** Start of Extracted material **

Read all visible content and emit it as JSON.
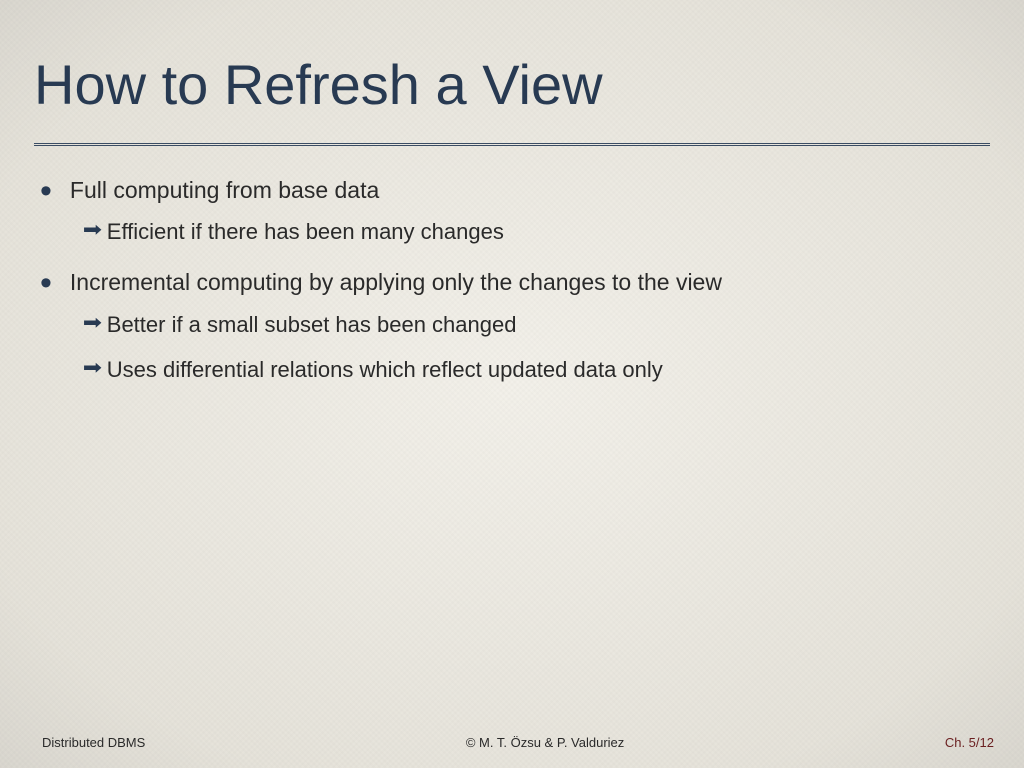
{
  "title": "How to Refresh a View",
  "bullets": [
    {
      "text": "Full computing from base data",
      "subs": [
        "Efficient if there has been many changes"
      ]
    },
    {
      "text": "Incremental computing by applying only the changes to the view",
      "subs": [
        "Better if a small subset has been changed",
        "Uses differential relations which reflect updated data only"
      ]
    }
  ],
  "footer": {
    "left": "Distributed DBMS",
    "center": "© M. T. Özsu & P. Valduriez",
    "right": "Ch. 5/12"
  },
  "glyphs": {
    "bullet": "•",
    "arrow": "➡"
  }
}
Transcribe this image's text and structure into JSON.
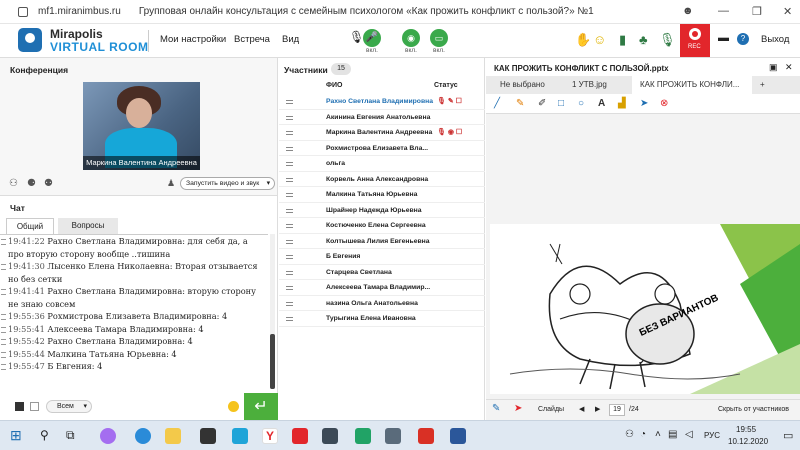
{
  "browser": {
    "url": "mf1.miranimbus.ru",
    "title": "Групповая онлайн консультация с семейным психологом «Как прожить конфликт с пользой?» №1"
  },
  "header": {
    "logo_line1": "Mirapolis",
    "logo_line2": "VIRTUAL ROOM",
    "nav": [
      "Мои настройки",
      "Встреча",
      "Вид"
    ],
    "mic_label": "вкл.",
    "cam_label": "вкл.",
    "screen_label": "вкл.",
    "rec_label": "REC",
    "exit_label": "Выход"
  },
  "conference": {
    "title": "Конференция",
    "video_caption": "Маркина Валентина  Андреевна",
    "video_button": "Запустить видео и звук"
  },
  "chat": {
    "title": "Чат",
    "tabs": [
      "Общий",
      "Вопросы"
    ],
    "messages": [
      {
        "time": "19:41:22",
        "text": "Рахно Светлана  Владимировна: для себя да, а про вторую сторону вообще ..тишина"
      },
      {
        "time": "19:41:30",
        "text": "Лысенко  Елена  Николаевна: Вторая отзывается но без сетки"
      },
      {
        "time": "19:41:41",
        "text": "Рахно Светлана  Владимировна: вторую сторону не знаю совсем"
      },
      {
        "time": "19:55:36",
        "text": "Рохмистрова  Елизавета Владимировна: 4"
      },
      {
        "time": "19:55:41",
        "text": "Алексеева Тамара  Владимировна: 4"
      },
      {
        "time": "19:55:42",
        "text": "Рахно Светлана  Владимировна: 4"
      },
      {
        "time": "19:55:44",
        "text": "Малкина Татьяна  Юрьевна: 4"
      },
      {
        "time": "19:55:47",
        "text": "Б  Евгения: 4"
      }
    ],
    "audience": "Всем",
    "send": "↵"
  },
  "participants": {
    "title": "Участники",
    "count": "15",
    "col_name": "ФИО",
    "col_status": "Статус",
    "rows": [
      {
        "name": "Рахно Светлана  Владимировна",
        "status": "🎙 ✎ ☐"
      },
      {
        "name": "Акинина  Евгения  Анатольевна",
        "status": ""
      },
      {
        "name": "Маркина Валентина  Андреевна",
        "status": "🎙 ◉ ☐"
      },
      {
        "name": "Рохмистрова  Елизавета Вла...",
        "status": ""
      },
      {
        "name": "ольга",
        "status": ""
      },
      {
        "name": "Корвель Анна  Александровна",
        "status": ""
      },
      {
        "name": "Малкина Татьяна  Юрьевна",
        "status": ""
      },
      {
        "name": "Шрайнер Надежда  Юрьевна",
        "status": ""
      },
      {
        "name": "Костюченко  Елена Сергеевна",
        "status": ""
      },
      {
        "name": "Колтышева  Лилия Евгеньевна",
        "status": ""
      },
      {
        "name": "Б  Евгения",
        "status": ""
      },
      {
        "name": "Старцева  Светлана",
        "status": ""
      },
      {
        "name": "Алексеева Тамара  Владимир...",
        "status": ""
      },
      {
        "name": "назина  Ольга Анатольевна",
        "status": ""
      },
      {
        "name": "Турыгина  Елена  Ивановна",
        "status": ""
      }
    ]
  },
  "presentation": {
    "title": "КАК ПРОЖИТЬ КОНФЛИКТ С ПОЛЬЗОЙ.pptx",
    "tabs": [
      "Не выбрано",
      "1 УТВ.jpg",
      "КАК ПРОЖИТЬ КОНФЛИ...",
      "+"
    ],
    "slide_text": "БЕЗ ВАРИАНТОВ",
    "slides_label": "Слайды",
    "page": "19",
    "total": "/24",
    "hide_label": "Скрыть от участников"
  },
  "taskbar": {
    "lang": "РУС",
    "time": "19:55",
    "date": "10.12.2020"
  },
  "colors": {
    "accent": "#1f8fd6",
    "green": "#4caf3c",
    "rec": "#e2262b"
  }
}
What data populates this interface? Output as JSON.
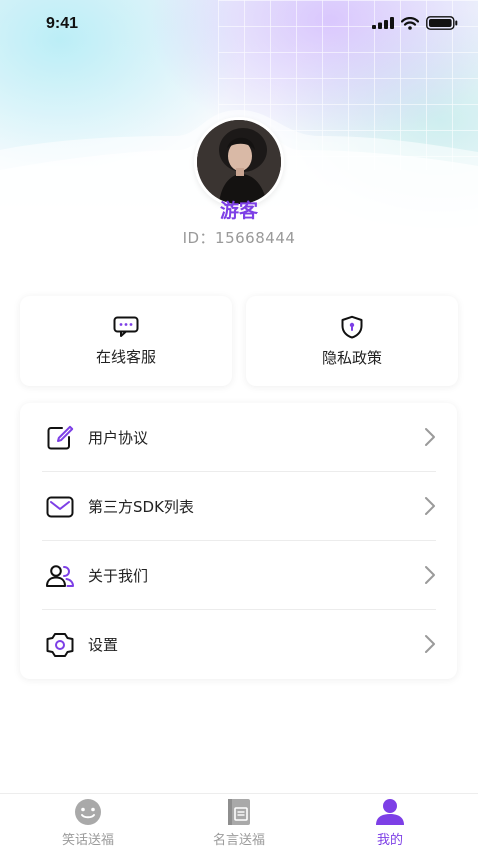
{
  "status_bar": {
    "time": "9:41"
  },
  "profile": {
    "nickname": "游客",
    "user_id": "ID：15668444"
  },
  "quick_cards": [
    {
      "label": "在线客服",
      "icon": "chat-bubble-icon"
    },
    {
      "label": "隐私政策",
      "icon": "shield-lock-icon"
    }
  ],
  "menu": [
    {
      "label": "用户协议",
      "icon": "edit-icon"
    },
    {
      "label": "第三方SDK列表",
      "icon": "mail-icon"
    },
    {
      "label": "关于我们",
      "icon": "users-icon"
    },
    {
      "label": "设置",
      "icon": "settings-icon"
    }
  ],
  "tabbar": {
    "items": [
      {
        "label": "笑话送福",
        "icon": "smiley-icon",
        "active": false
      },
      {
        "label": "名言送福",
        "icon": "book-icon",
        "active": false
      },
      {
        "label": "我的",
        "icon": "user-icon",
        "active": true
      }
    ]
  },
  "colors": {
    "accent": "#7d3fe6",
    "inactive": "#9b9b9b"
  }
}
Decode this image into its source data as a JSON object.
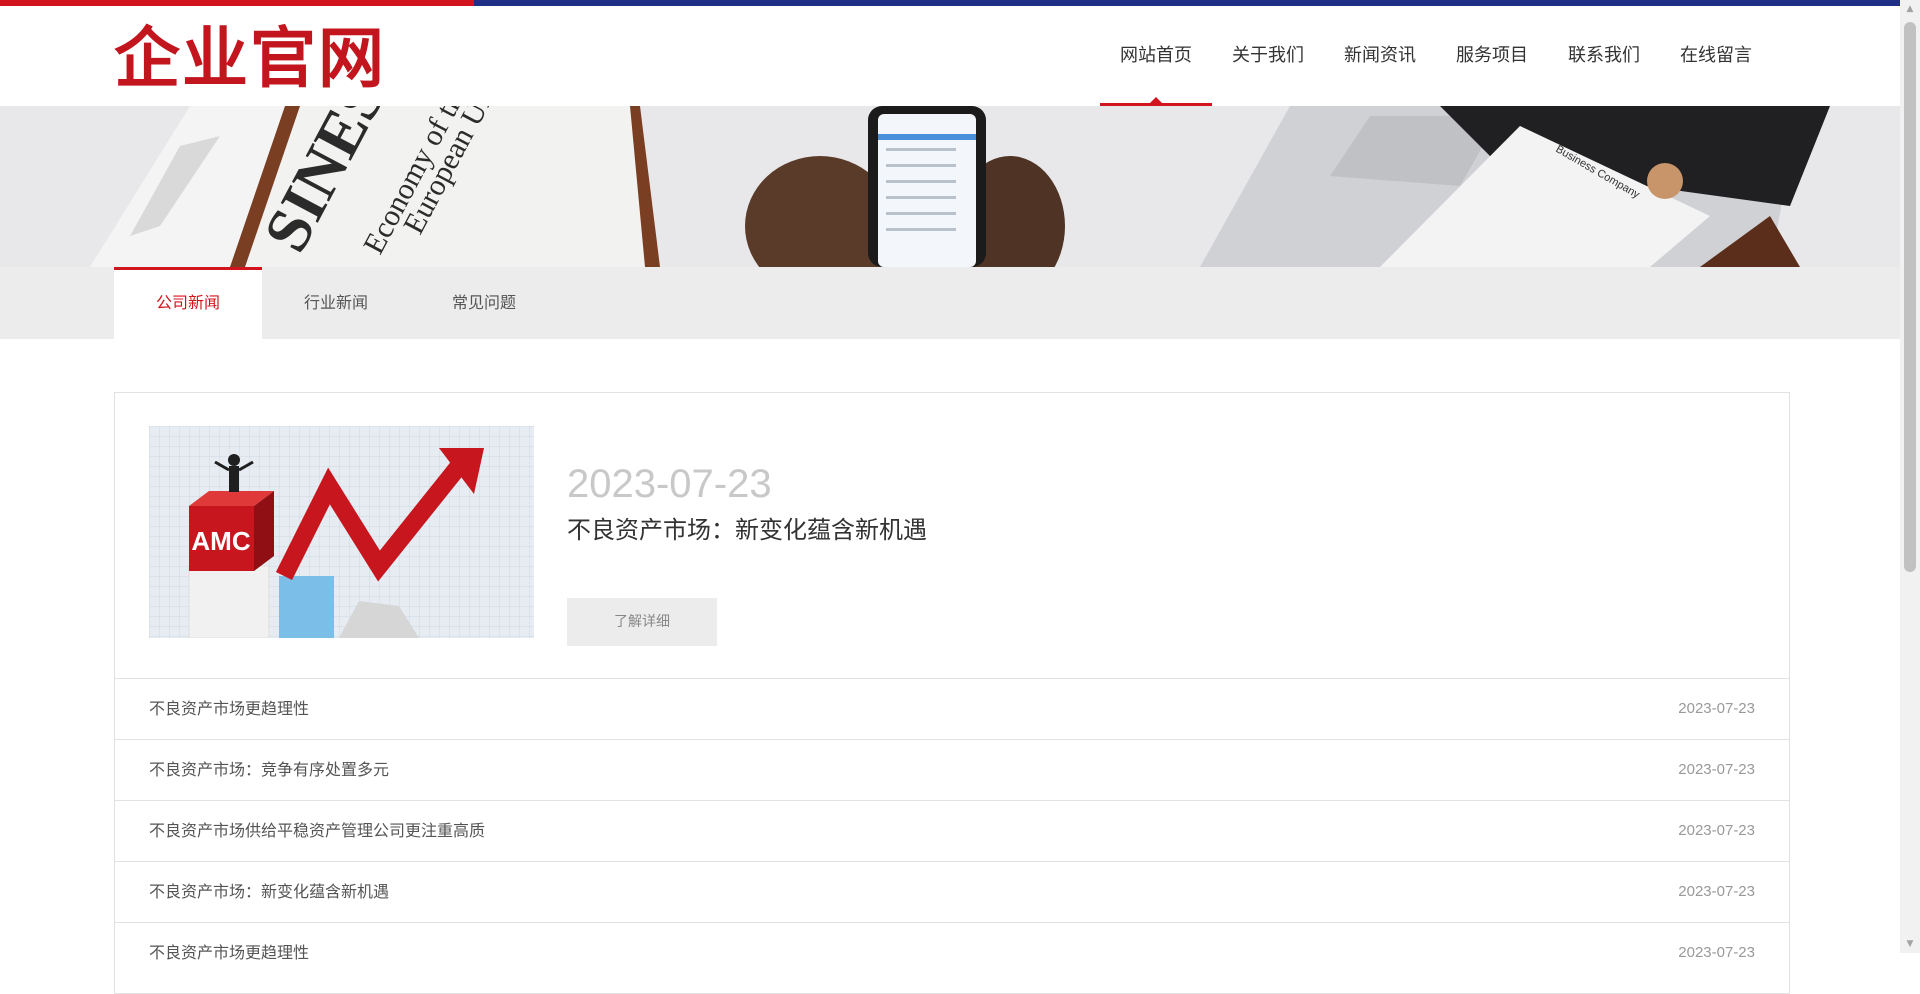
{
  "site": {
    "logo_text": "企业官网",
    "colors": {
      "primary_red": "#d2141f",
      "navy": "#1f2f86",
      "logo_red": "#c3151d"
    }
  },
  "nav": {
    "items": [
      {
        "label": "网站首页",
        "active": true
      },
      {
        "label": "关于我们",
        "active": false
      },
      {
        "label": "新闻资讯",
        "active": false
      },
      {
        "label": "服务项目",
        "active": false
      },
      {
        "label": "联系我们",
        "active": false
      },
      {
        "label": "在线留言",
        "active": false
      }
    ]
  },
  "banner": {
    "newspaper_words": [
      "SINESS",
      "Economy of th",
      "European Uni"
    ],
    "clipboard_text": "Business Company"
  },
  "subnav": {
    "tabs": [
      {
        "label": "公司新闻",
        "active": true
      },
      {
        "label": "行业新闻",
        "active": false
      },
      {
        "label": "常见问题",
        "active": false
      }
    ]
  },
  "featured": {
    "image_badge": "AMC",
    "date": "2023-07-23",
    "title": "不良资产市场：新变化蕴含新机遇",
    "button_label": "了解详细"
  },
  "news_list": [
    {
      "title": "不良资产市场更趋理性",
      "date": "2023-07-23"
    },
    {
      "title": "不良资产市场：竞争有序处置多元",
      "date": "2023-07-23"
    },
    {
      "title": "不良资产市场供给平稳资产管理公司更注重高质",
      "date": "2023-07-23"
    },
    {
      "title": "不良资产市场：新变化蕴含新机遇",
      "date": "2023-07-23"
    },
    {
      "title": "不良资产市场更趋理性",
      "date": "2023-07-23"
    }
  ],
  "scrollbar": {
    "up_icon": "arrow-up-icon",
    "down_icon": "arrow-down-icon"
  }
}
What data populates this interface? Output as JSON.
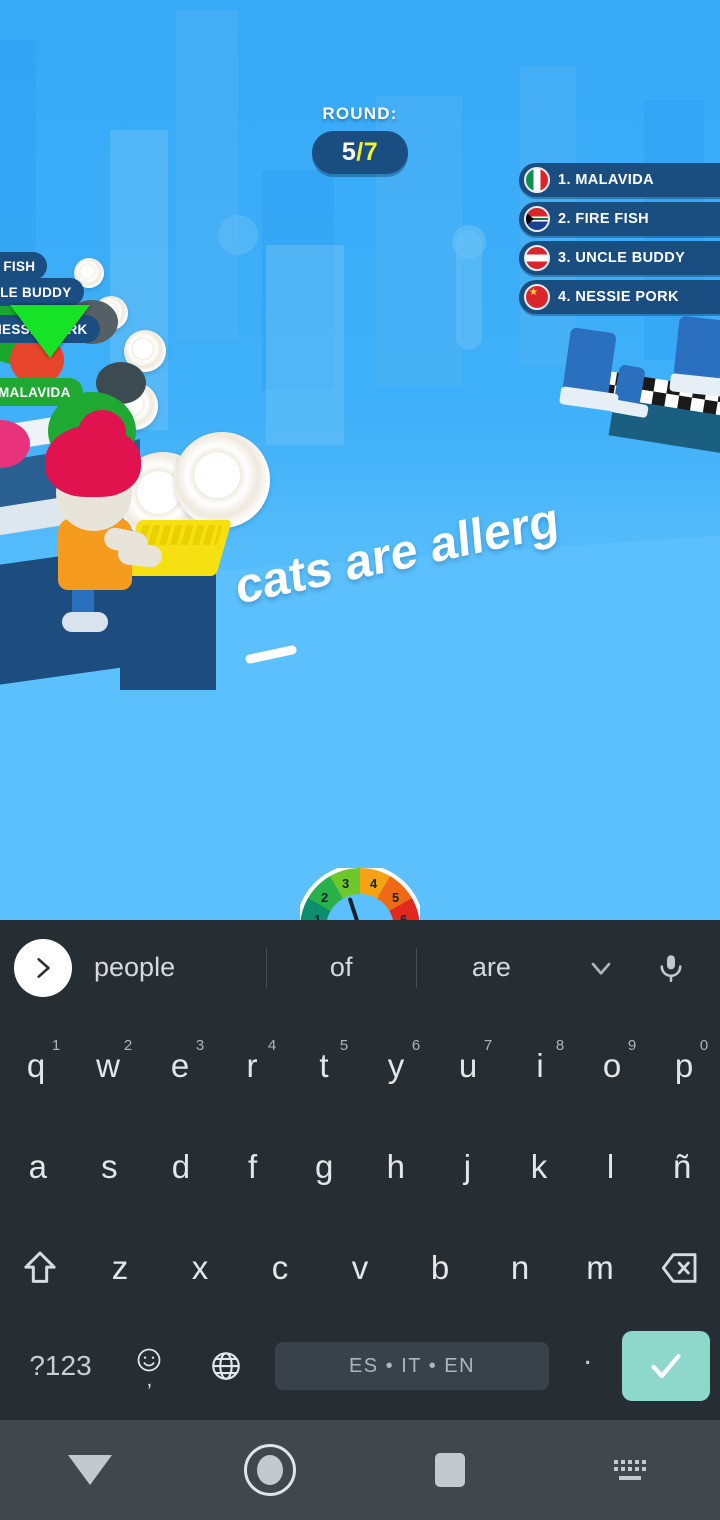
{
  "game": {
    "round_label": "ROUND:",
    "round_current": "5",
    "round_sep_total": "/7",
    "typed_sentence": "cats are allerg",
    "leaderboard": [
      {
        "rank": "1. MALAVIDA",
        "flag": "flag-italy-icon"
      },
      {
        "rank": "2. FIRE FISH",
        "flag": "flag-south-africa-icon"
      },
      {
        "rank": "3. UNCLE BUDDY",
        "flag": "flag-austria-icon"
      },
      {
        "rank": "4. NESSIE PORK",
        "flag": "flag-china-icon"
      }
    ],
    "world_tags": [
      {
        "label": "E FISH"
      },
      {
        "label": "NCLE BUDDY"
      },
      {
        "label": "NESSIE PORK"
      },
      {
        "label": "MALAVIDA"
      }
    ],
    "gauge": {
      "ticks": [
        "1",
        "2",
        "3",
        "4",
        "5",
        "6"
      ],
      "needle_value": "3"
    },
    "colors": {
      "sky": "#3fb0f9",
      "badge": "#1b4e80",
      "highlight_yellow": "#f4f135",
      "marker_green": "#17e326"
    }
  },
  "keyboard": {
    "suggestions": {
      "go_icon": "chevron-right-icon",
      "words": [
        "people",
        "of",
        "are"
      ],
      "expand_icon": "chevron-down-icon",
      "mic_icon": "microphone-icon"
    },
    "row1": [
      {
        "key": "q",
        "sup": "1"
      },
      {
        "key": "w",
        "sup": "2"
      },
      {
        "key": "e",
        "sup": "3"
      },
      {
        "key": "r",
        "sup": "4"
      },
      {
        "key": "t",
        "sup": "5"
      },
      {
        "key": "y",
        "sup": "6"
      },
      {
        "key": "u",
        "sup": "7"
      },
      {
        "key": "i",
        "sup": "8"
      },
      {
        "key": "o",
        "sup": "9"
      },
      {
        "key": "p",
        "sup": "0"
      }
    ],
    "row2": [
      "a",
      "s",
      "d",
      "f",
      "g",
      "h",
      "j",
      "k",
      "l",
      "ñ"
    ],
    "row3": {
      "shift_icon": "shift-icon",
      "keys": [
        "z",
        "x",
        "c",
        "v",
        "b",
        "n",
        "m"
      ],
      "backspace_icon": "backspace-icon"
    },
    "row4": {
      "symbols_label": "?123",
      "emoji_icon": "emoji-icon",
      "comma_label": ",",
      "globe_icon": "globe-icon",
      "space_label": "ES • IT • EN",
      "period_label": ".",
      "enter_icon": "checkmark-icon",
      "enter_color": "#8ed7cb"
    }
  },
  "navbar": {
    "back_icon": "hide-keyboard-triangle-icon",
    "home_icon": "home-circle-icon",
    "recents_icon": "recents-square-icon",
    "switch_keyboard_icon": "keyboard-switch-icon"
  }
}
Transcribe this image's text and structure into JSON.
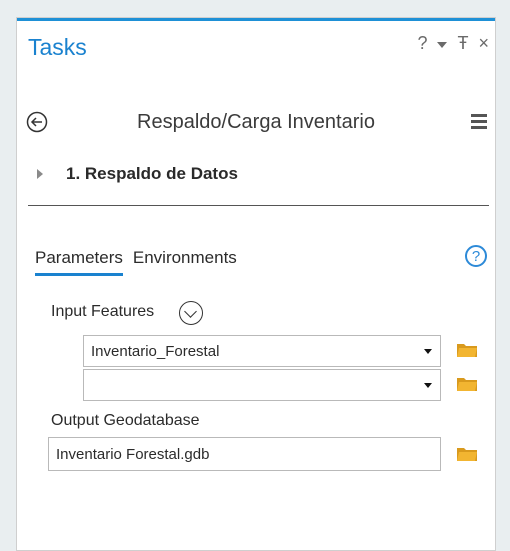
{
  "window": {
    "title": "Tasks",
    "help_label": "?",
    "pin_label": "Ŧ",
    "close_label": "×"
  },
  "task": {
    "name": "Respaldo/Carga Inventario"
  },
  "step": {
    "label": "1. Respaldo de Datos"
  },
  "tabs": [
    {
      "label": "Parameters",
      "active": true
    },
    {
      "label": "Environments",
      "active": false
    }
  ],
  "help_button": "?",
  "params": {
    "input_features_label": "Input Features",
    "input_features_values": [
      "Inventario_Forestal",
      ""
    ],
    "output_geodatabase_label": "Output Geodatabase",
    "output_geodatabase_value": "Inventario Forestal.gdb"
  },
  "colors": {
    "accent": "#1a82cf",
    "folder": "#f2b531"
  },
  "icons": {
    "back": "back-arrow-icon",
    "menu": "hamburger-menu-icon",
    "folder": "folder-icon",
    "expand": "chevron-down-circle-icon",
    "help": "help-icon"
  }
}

** End of Extracted material **

# Task details:
Find and copy each line above that includes the string "新变化蕴含新机遇".

# Exercise solution:
    "title": "不良资产市场：新变化蕴含新机遇",
      "title": "不良资产市场：新变化蕴含新机遇",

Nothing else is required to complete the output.